- [RAW DATA]:
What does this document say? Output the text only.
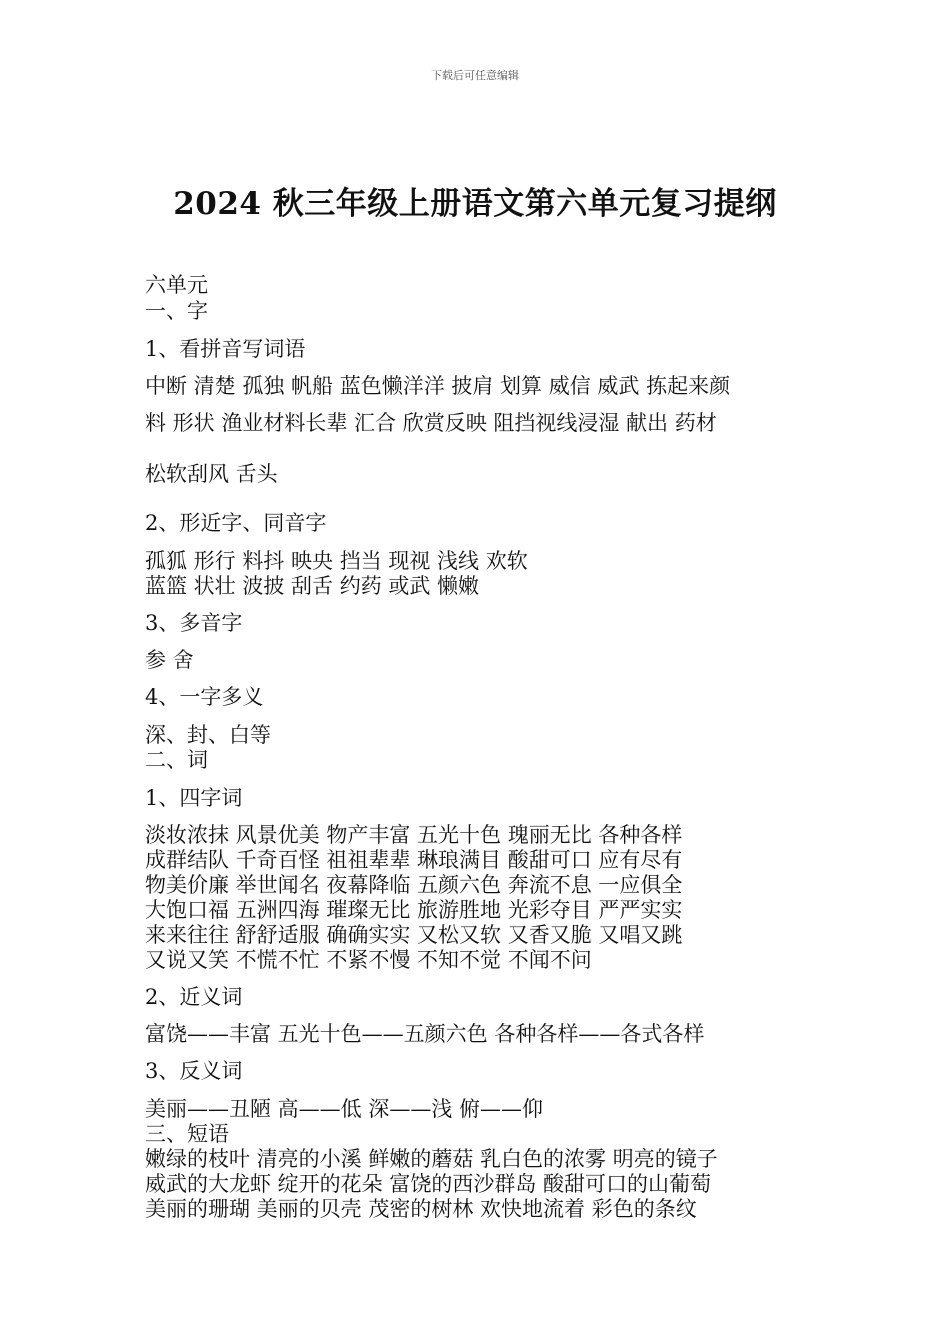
下载后可任意编辑
2024 秋三年级上册语文第六单元复习提纲
六单元
一、字
1、看拼音写词语
中断 清楚 孤独 帆船 蓝色懒洋洋 披肩 划算 威信 威武 拣起来颜
料 形状 渔业材料长辈 汇合 欣赏反映 阻挡视线浸湿 献出 药材
松软刮风 舌头
2、形近字、同音字
孤狐 形行 料抖 映央 挡当 现视 浅线 欢软
蓝篮 状壮 波披 刮舌 约药 或武 懒嫩
3、多音字
参 舍
4、一字多义
深、封、白等
二、词
1、四字词
淡妆浓抹 风景优美 物产丰富 五光十色 瑰丽无比 各种各样
成群结队 千奇百怪 祖祖辈辈 琳琅满目 酸甜可口 应有尽有
物美价廉 举世闻名 夜幕降临 五颜六色 奔流不息 一应俱全
大饱口福 五洲四海 璀璨无比 旅游胜地 光彩夺目 严严实实
来来往往 舒舒适服 确确实实 又松又软 又香又脆 又唱又跳
又说又笑 不慌不忙 不紧不慢 不知不觉 不闻不问
2、近义词
富饶——丰富 五光十色——五颜六色 各种各样——各式各样
3、反义词
美丽——丑陋 高——低 深——浅 俯——仰
三、短语
嫩绿的枝叶 清亮的小溪 鲜嫩的蘑菇 乳白色的浓雾 明亮的镜子
威武的大龙虾 绽开的花朵 富饶的西沙群岛 酸甜可口的山葡萄
美丽的珊瑚 美丽的贝壳 茂密的树林 欢快地流着 彩色的条纹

- [EXERCISE]:
Each record above must be returned exactly as written, with its pictures omitted.

- [TASK RESULT]:
What does this document say? Output the text only.
下载后可任意编辑
2024 秋三年级上册语文第六单元复习提纲
六单元
一、字
1、看拼音写词语
中断 清楚 孤独 帆船 蓝色懒洋洋 披肩 划算 威信 威武 拣起来颜
料 形状 渔业材料长辈 汇合 欣赏反映 阻挡视线浸湿 献出 药材
松软刮风 舌头
2、形近字、同音字
孤狐 形行 料抖 映央 挡当 现视 浅线 欢软
蓝篮 状壮 波披 刮舌 约药 或武 懒嫩
3、多音字
参 舍
4、一字多义
深、封、白等
二、词
1、四字词
淡妆浓抹 风景优美 物产丰富 五光十色 瑰丽无比 各种各样
成群结队 千奇百怪 祖祖辈辈 琳琅满目 酸甜可口 应有尽有
物美价廉 举世闻名 夜幕降临 五颜六色 奔流不息 一应俱全
大饱口福 五洲四海 璀璨无比 旅游胜地 光彩夺目 严严实实
来来往往 舒舒适服 确确实实 又松又软 又香又脆 又唱又跳
又说又笑 不慌不忙 不紧不慢 不知不觉 不闻不问
2、近义词
富饶——丰富 五光十色——五颜六色 各种各样——各式各样
3、反义词
美丽——丑陋 高——低 深——浅 俯——仰
三、短语
嫩绿的枝叶 清亮的小溪 鲜嫩的蘑菇 乳白色的浓雾 明亮的镜子
威武的大龙虾 绽开的花朵 富饶的西沙群岛 酸甜可口的山葡萄
美丽的珊瑚 美丽的贝壳 茂密的树林 欢快地流着 彩色的条纹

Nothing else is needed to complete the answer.